* start *

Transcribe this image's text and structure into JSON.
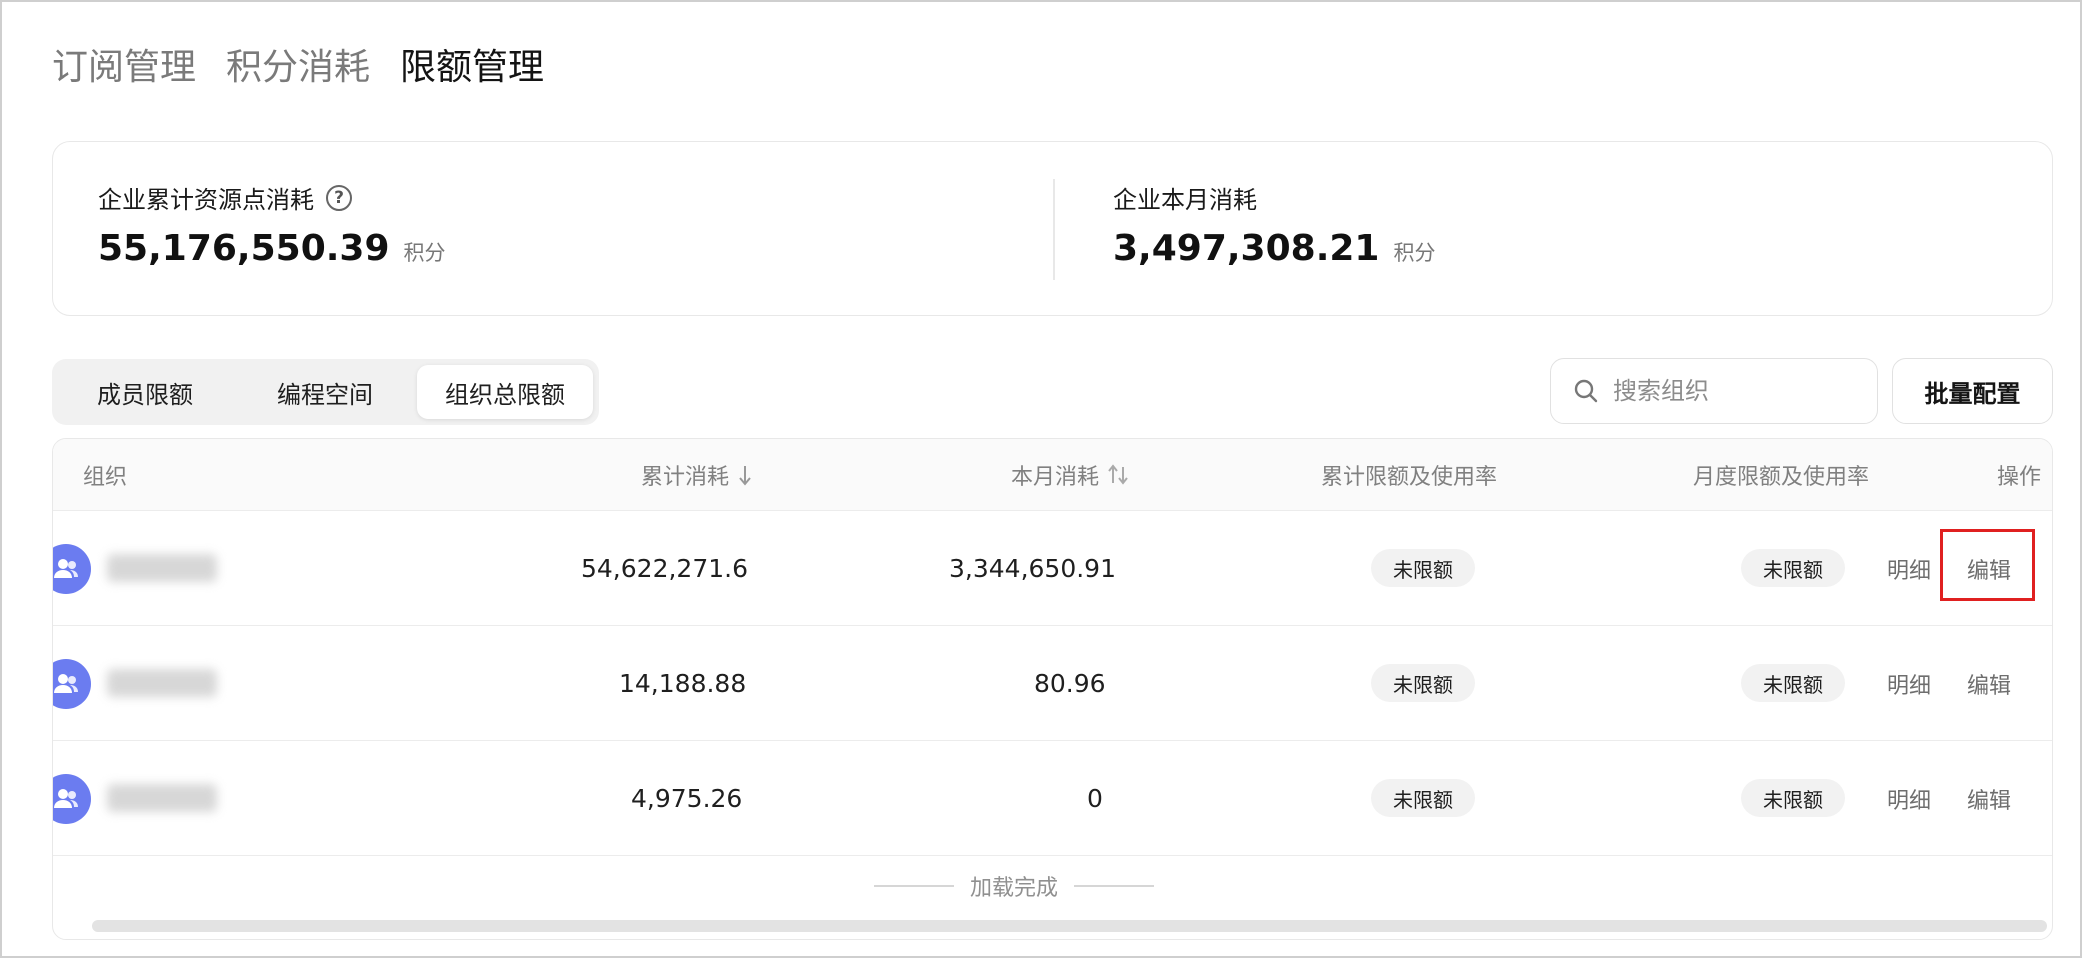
{
  "top_tabs": [
    "订阅管理",
    "积分消耗",
    "限额管理"
  ],
  "summary": {
    "total_label": "企业累计资源点消耗",
    "total_value": "55,176,550.39",
    "month_label": "企业本月消耗",
    "month_value": "3,497,308.21",
    "unit": "积分"
  },
  "segments": [
    "成员限额",
    "编程空间",
    "组织总限额"
  ],
  "active_segment": "组织总限额",
  "search": {
    "placeholder": "搜索组织"
  },
  "batch_button": "批量配置",
  "columns": [
    "组织",
    "累计消耗",
    "本月消耗",
    "累计限额及使用率",
    "月度限额及使用率",
    "操作"
  ],
  "rows": [
    {
      "total": "54,622,271.6",
      "month": "3,344,650.91",
      "total_limit": "未限额",
      "month_limit": "未限额"
    },
    {
      "total": "14,188.88",
      "month": "80.96",
      "total_limit": "未限额",
      "month_limit": "未限额"
    },
    {
      "total": "4,975.26",
      "month": "0",
      "total_limit": "未限额",
      "month_limit": "未限额"
    }
  ],
  "actions": {
    "detail": "明细",
    "edit": "编辑"
  },
  "load_done": "加载完成",
  "colors": {
    "avatar": "#6b7cf0",
    "highlight": "#e02020"
  }
}
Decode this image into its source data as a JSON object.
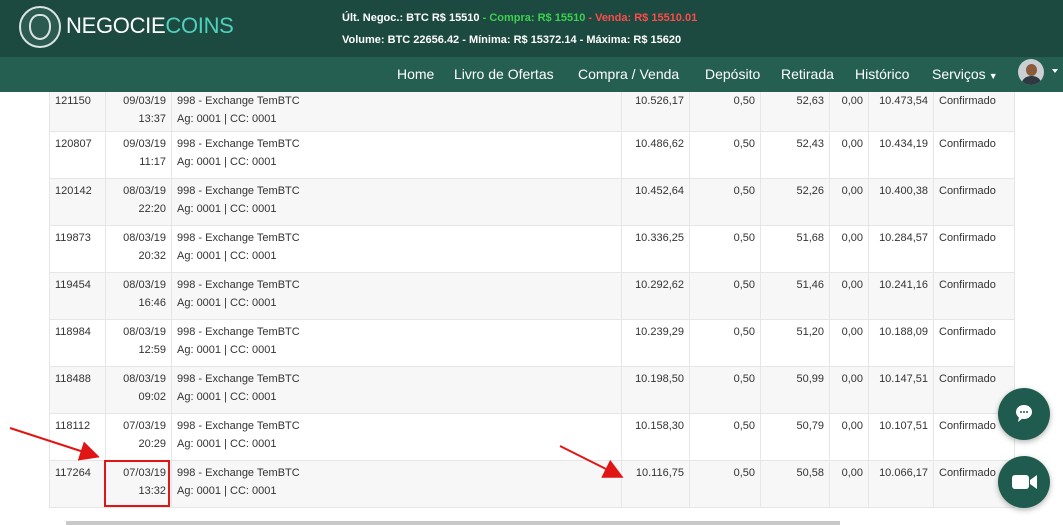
{
  "brand": {
    "part1": "NEGOCIE",
    "part2": "COINS"
  },
  "ticker": {
    "last_label": "Últ. Negoc.: BTC R$ 15510",
    "buy_label": " - Compra: R$ 15510",
    "sell_label": " - Venda: R$ 15510.01",
    "volume_label": "Volume: BTC 22656.42",
    "min_label": " - Mínima: R$ 15372.14",
    "max_label": " - Máxima: R$ 15620"
  },
  "nav": {
    "home": "Home",
    "offers": "Livro de Ofertas",
    "trade": "Compra / Venda",
    "deposit": "Depósito",
    "withdraw": "Retirada",
    "history": "Histórico",
    "services": "Serviços"
  },
  "rows": [
    {
      "id": "121150",
      "date": "09/03/19",
      "time": "13:37",
      "bank": "998 - Exchange TemBTC",
      "account": "Ag: 0001 | CC: 0001",
      "amount": "10.526,17",
      "fee_pct": "0,50",
      "fee": "52,63",
      "extra": "0,00",
      "net": "10.473,54",
      "status": "Confirmado"
    },
    {
      "id": "120807",
      "date": "09/03/19",
      "time": "11:17",
      "bank": "998 - Exchange TemBTC",
      "account": "Ag: 0001 | CC: 0001",
      "amount": "10.486,62",
      "fee_pct": "0,50",
      "fee": "52,43",
      "extra": "0,00",
      "net": "10.434,19",
      "status": "Confirmado"
    },
    {
      "id": "120142",
      "date": "08/03/19",
      "time": "22:20",
      "bank": "998 - Exchange TemBTC",
      "account": "Ag: 0001 | CC: 0001",
      "amount": "10.452,64",
      "fee_pct": "0,50",
      "fee": "52,26",
      "extra": "0,00",
      "net": "10.400,38",
      "status": "Confirmado"
    },
    {
      "id": "119873",
      "date": "08/03/19",
      "time": "20:32",
      "bank": "998 - Exchange TemBTC",
      "account": "Ag: 0001 | CC: 0001",
      "amount": "10.336,25",
      "fee_pct": "0,50",
      "fee": "51,68",
      "extra": "0,00",
      "net": "10.284,57",
      "status": "Confirmado"
    },
    {
      "id": "119454",
      "date": "08/03/19",
      "time": "16:46",
      "bank": "998 - Exchange TemBTC",
      "account": "Ag: 0001 | CC: 0001",
      "amount": "10.292,62",
      "fee_pct": "0,50",
      "fee": "51,46",
      "extra": "0,00",
      "net": "10.241,16",
      "status": "Confirmado"
    },
    {
      "id": "118984",
      "date": "08/03/19",
      "time": "12:59",
      "bank": "998 - Exchange TemBTC",
      "account": "Ag: 0001 | CC: 0001",
      "amount": "10.239,29",
      "fee_pct": "0,50",
      "fee": "51,20",
      "extra": "0,00",
      "net": "10.188,09",
      "status": "Confirmado"
    },
    {
      "id": "118488",
      "date": "08/03/19",
      "time": "09:02",
      "bank": "998 - Exchange TemBTC",
      "account": "Ag: 0001 | CC: 0001",
      "amount": "10.198,50",
      "fee_pct": "0,50",
      "fee": "50,99",
      "extra": "0,00",
      "net": "10.147,51",
      "status": "Confirmado"
    },
    {
      "id": "118112",
      "date": "07/03/19",
      "time": "20:29",
      "bank": "998 - Exchange TemBTC",
      "account": "Ag: 0001 | CC: 0001",
      "amount": "10.158,30",
      "fee_pct": "0,50",
      "fee": "50,79",
      "extra": "0,00",
      "net": "10.107,51",
      "status": "Confirmado"
    },
    {
      "id": "117264",
      "date": "07/03/19",
      "time": "13:32",
      "bank": "998 - Exchange TemBTC",
      "account": "Ag: 0001 | CC: 0001",
      "amount": "10.116,75",
      "fee_pct": "0,50",
      "fee": "50,58",
      "extra": "0,00",
      "net": "10.066,17",
      "status": "Confirmado"
    }
  ],
  "colors": {
    "header_bg": "#1c4a40",
    "nav_bg": "#245f52",
    "accent": "#4fd0bd",
    "buy": "#3fd04f",
    "sell": "#ff4a4a",
    "annotation": "#e01515"
  },
  "icons": {
    "chat_fab": "chat-bubble-icon",
    "video_fab": "video-camera-icon",
    "logo": "lion-head-icon"
  }
}
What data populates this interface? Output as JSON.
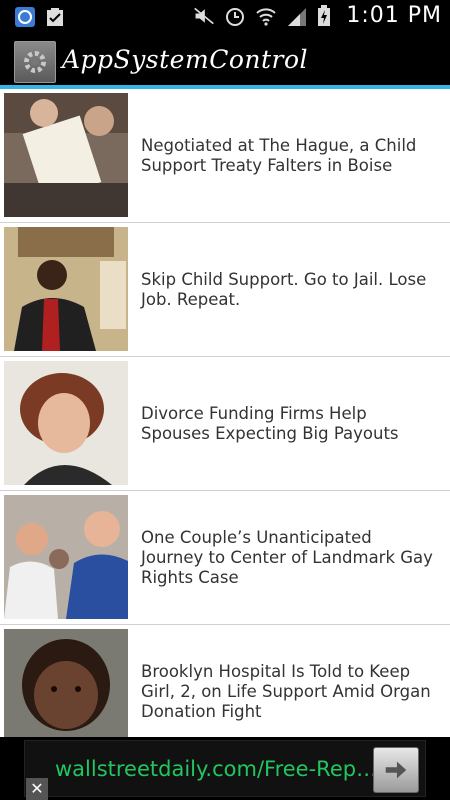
{
  "status_bar": {
    "time": "1:01 PM",
    "icons": [
      "app-notification-icon",
      "clipboard-check-icon",
      "mute-icon",
      "alarm-icon",
      "wifi-icon",
      "signal-icon",
      "battery-charging-icon"
    ]
  },
  "action_bar": {
    "title": "AppSystemControl",
    "icon": "gear-icon"
  },
  "articles": [
    {
      "headline": "Negotiated at The Hague, a Child Support Treaty Falters in Boise"
    },
    {
      "headline": "Skip Child Support. Go to Jail. Lose Job. Repeat."
    },
    {
      "headline": "Divorce Funding Firms Help Spouses Expecting Big Payouts"
    },
    {
      "headline": "One Couple’s Unanticipated Journey to Center of Landmark Gay Rights Case"
    },
    {
      "headline": "Brooklyn Hospital Is Told to Keep Girl, 2, on Life Support Amid Organ Donation Fight"
    }
  ],
  "ad": {
    "text": "wallstreetdaily.com/Free-Rep…",
    "action_icon": "arrow-right-icon",
    "close_label": "✕"
  },
  "colors": {
    "accent": "#33b5e5",
    "ad_text": "#22c55e"
  }
}
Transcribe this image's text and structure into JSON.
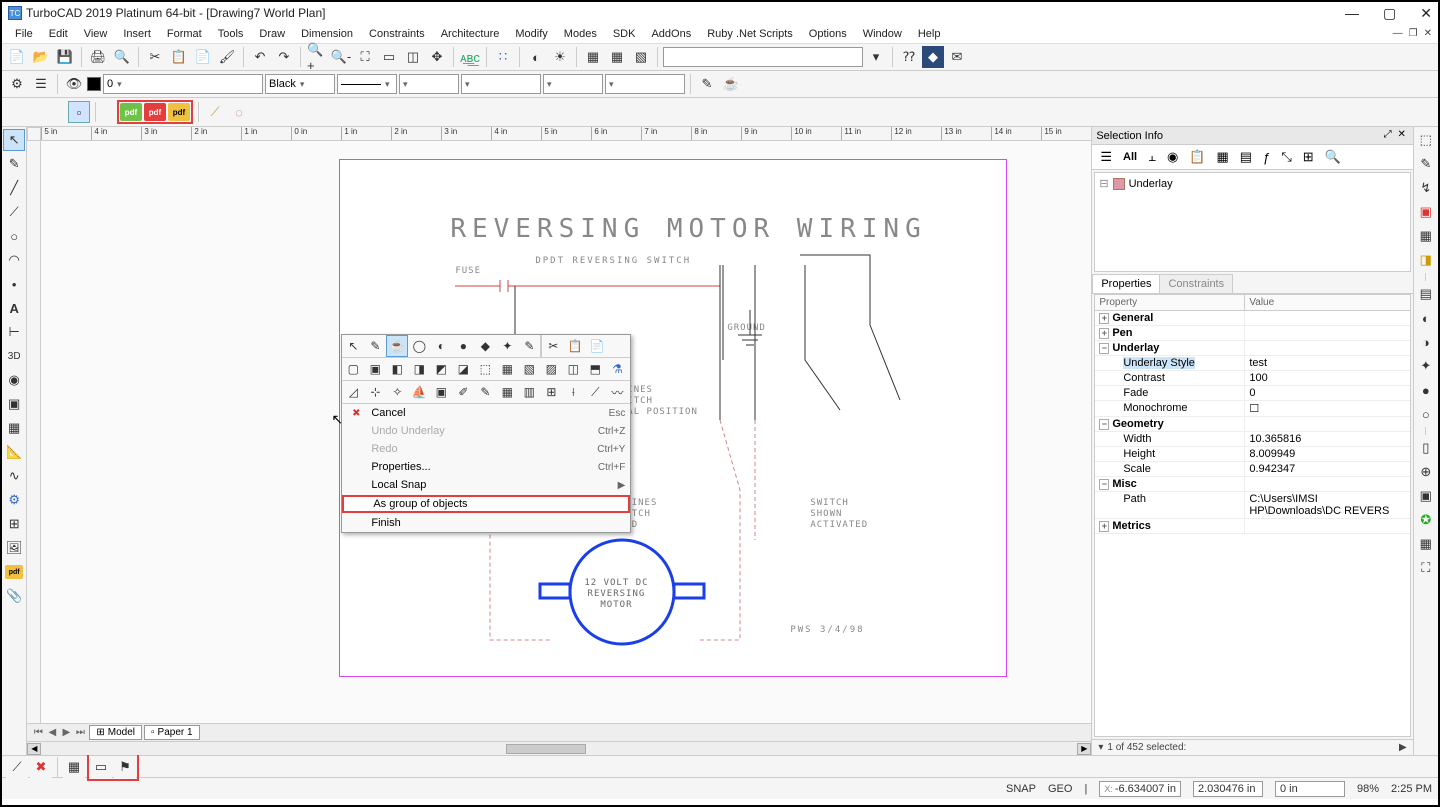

* end *

- SET TASK: Gather and copy every line of the data in which the string "amount" is found.

- CORRECT ANSWER:
      "amount": "10.526,17",
      "amount": "10.486,62",
      "amount": "10.452,64",
      "amount": "10.336,25",
      "amount": "10.292,62",
      "amount": "10.239,29",
      "amount": "10.198,50",
      "amount": "10.158,30",
      "amount": "10.116,75",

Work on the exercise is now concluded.